PROMPT: Print the material below line for line, keeping every character, space and number unchanged.

RECORDS TO PROCESS:

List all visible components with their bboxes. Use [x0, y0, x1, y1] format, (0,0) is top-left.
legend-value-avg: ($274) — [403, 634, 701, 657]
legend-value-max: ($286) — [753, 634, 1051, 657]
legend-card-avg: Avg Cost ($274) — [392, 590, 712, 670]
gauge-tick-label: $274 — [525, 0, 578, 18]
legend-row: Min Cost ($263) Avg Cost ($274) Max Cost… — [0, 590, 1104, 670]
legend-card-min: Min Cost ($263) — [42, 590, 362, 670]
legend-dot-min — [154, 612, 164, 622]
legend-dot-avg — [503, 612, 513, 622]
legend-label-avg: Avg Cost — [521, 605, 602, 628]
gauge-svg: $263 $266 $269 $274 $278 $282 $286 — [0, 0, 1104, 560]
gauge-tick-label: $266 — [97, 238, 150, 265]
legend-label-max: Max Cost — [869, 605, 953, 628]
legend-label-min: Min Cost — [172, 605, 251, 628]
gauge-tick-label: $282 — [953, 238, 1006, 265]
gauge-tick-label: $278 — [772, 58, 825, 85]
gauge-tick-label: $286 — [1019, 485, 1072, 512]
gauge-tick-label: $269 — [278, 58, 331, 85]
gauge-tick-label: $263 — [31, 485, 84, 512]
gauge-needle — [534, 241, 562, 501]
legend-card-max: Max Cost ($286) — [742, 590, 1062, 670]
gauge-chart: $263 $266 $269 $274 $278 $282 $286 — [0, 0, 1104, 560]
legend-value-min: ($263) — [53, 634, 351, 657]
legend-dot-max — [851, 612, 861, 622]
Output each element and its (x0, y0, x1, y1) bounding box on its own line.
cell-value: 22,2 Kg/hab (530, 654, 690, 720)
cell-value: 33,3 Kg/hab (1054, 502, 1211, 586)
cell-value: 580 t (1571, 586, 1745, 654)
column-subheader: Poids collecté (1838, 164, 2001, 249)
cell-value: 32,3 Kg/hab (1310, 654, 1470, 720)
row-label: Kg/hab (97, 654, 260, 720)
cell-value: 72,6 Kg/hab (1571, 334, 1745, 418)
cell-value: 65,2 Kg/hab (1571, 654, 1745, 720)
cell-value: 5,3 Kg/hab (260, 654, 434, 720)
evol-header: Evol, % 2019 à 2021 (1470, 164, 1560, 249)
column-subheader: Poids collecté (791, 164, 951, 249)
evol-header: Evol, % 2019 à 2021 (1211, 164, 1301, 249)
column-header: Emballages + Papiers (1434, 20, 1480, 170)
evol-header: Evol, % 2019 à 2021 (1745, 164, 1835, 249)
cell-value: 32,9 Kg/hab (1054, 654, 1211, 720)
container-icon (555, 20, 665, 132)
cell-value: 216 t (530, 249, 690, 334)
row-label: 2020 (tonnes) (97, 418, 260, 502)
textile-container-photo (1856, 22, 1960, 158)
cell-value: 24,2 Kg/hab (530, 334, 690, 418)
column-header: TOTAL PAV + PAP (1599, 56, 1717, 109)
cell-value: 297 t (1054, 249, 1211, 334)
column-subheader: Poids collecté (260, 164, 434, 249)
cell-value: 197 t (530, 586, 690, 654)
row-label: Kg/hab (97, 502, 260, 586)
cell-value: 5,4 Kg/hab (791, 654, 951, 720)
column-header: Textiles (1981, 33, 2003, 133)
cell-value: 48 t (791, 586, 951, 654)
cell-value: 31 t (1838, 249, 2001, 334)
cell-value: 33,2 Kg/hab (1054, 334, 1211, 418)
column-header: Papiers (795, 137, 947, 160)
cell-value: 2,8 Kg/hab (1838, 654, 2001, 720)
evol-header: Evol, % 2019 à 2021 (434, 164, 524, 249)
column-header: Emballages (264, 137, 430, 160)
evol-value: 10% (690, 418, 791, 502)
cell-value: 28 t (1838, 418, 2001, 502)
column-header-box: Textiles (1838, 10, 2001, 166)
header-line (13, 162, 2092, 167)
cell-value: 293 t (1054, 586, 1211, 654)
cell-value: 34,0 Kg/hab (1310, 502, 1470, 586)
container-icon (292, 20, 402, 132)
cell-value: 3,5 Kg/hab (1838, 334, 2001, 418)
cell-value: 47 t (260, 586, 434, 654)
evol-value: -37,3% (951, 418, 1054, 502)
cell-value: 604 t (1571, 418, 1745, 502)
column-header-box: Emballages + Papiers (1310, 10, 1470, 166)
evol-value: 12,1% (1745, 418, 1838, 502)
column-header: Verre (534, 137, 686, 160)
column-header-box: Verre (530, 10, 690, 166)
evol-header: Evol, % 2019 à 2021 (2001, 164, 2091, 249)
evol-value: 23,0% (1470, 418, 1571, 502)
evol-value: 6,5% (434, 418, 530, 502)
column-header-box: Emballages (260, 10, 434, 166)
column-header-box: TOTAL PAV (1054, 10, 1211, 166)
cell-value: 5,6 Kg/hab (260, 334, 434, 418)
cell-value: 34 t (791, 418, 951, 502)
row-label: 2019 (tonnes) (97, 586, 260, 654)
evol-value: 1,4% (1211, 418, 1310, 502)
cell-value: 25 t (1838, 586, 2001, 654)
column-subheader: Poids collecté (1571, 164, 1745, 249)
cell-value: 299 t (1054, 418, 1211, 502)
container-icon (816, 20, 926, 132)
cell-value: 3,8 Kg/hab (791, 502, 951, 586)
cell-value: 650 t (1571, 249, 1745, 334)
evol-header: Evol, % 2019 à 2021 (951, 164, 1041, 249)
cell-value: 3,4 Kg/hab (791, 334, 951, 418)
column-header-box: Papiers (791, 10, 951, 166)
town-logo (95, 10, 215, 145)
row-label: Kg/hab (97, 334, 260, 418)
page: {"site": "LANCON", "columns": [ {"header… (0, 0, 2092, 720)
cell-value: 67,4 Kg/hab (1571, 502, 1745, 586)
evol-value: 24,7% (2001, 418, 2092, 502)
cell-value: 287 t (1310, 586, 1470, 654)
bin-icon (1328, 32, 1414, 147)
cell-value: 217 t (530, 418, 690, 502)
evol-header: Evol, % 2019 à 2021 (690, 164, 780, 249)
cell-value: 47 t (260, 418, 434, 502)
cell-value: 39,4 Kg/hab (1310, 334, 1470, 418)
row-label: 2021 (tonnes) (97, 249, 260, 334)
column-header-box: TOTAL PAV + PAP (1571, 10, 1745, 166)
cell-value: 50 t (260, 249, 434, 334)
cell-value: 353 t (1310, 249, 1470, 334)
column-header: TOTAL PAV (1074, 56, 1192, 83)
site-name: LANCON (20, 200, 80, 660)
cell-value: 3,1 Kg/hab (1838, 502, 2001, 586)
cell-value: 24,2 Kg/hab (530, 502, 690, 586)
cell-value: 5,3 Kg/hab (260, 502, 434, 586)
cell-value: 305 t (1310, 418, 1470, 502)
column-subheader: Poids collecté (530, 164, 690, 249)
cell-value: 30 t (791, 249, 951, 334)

RESULT OF THIS EXERCISE:
List all visible components with their bboxes. Use [x0, y0, x1, y1] format, (0,0) is top-left.
legend-value-avg: ($274) — [403, 634, 701, 657]
legend-value-max: ($286) — [753, 634, 1051, 657]
legend-card-avg: Avg Cost ($274) — [392, 590, 712, 670]
gauge-tick-label: $274 — [525, 0, 578, 18]
legend-row: Min Cost ($263) Avg Cost ($274) Max Cost… — [0, 590, 1104, 670]
legend-card-min: Min Cost ($263) — [42, 590, 362, 670]
legend-dot-min — [154, 612, 164, 622]
legend-dot-avg — [503, 612, 513, 622]
legend-label-avg: Avg Cost — [521, 605, 602, 628]
gauge-svg: $263 $266 $269 $274 $278 $282 $286 — [0, 0, 1104, 560]
gauge-tick-label: $266 — [97, 238, 150, 265]
legend-label-max: Max Cost — [869, 605, 953, 628]
legend-label-min: Min Cost — [172, 605, 251, 628]
gauge-tick-label: $282 — [953, 238, 1006, 265]
gauge-tick-label: $278 — [772, 58, 825, 85]
gauge-tick-label: $286 — [1019, 485, 1072, 512]
gauge-tick-label: $269 — [278, 58, 331, 85]
gauge-tick-label: $263 — [31, 485, 84, 512]
gauge-needle — [534, 241, 562, 501]
legend-card-max: Max Cost ($286) — [742, 590, 1062, 670]
gauge-chart: $263 $266 $269 $274 $278 $282 $286 — [0, 0, 1104, 560]
legend-value-min: ($263) — [53, 634, 351, 657]
legend-dot-max — [851, 612, 861, 622]
Output each element and its (x0, y0, x1, y1) bounding box on its own line.
cell-value: 22,2 Kg/hab (530, 654, 690, 720)
cell-value: 33,3 Kg/hab (1054, 502, 1211, 586)
cell-value: 580 t (1571, 586, 1745, 654)
column-subheader: Poids collecté (1838, 164, 2001, 249)
cell-value: 32,3 Kg/hab (1310, 654, 1470, 720)
row-label: Kg/hab (97, 654, 260, 720)
cell-value: 72,6 Kg/hab (1571, 334, 1745, 418)
cell-value: 65,2 Kg/hab (1571, 654, 1745, 720)
cell-value: 5,3 Kg/hab (260, 654, 434, 720)
evol-header: Evol, % 2019 à 2021 (1470, 164, 1560, 249)
column-subheader: Poids collecté (791, 164, 951, 249)
evol-header: Evol, % 2019 à 2021 (1211, 164, 1301, 249)
column-header: Emballages + Papiers (1434, 20, 1480, 170)
evol-header: Evol, % 2019 à 2021 (1745, 164, 1835, 249)
cell-value: 32,9 Kg/hab (1054, 654, 1211, 720)
container-icon (555, 20, 665, 132)
cell-value: 216 t (530, 249, 690, 334)
row-label: 2020 (tonnes) (97, 418, 260, 502)
textile-container-photo (1856, 22, 1960, 158)
cell-value: 24,2 Kg/hab (530, 334, 690, 418)
column-header: TOTAL PAV + PAP (1599, 56, 1717, 109)
cell-value: 297 t (1054, 249, 1211, 334)
column-subheader: Poids collecté (260, 164, 434, 249)
cell-value: 197 t (530, 586, 690, 654)
row-label: Kg/hab (97, 502, 260, 586)
cell-value: 5,4 Kg/hab (791, 654, 951, 720)
column-header: Textiles (1981, 33, 2003, 133)
cell-value: 48 t (791, 586, 951, 654)
cell-value: 31 t (1838, 249, 2001, 334)
cell-value: 33,2 Kg/hab (1054, 334, 1211, 418)
column-header: Papiers (795, 137, 947, 160)
cell-value: 2,8 Kg/hab (1838, 654, 2001, 720)
evol-header: Evol, % 2019 à 2021 (434, 164, 524, 249)
column-header: Emballages (264, 137, 430, 160)
evol-value: 10% (690, 418, 791, 502)
cell-value: 28 t (1838, 418, 2001, 502)
column-header-box: Textiles (1838, 10, 2001, 166)
header-line (13, 162, 2092, 167)
cell-value: 293 t (1054, 586, 1211, 654)
cell-value: 34,0 Kg/hab (1310, 502, 1470, 586)
container-icon (292, 20, 402, 132)
cell-value: 3,5 Kg/hab (1838, 334, 2001, 418)
cell-value: 47 t (260, 586, 434, 654)
evol-value: -37,3% (951, 418, 1054, 502)
cell-value: 604 t (1571, 418, 1745, 502)
column-header-box: Emballages + Papiers (1310, 10, 1470, 166)
evol-value: 12,1% (1745, 418, 1838, 502)
column-header: Verre (534, 137, 686, 160)
column-header-box: Verre (530, 10, 690, 166)
evol-header: Evol, % 2019 à 2021 (2001, 164, 2091, 249)
evol-value: 23,0% (1470, 418, 1571, 502)
evol-value: 6,5% (434, 418, 530, 502)
column-header-box: Emballages (260, 10, 434, 166)
column-header-box: TOTAL PAV (1054, 10, 1211, 166)
cell-value: 5,6 Kg/hab (260, 334, 434, 418)
cell-value: 34 t (791, 418, 951, 502)
row-label: 2019 (tonnes) (97, 586, 260, 654)
evol-value: 1,4% (1211, 418, 1310, 502)
cell-value: 25 t (1838, 586, 2001, 654)
column-subheader: Poids collecté (1571, 164, 1745, 249)
cell-value: 299 t (1054, 418, 1211, 502)
container-icon (816, 20, 926, 132)
cell-value: 3,8 Kg/hab (791, 502, 951, 586)
cell-value: 650 t (1571, 249, 1745, 334)
evol-header: Evol, % 2019 à 2021 (951, 164, 1041, 249)
cell-value: 3,4 Kg/hab (791, 334, 951, 418)
column-header-box: Papiers (791, 10, 951, 166)
town-logo (95, 10, 215, 145)
row-label: Kg/hab (97, 334, 260, 418)
page: {"site": "LANCON", "columns": [ {"header… (0, 0, 2092, 720)
cell-value: 67,4 Kg/hab (1571, 502, 1745, 586)
evol-value: 24,7% (2001, 418, 2092, 502)
cell-value: 287 t (1310, 586, 1470, 654)
bin-icon (1328, 32, 1414, 147)
cell-value: 217 t (530, 418, 690, 502)
evol-header: Evol, % 2019 à 2021 (690, 164, 780, 249)
cell-value: 47 t (260, 418, 434, 502)
cell-value: 39,4 Kg/hab (1310, 334, 1470, 418)
row-label: 2021 (tonnes) (97, 249, 260, 334)
column-header-box: TOTAL PAV + PAP (1571, 10, 1745, 166)
cell-value: 50 t (260, 249, 434, 334)
cell-value: 353 t (1310, 249, 1470, 334)
column-header: TOTAL PAV (1074, 56, 1192, 83)
site-name: LANCON (20, 200, 80, 660)
cell-value: 3,1 Kg/hab (1838, 502, 2001, 586)
cell-value: 24,2 Kg/hab (530, 502, 690, 586)
cell-value: 5,3 Kg/hab (260, 502, 434, 586)
cell-value: 305 t (1310, 418, 1470, 502)
column-subheader: Poids collecté (530, 164, 690, 249)
cell-value: 30 t (791, 249, 951, 334)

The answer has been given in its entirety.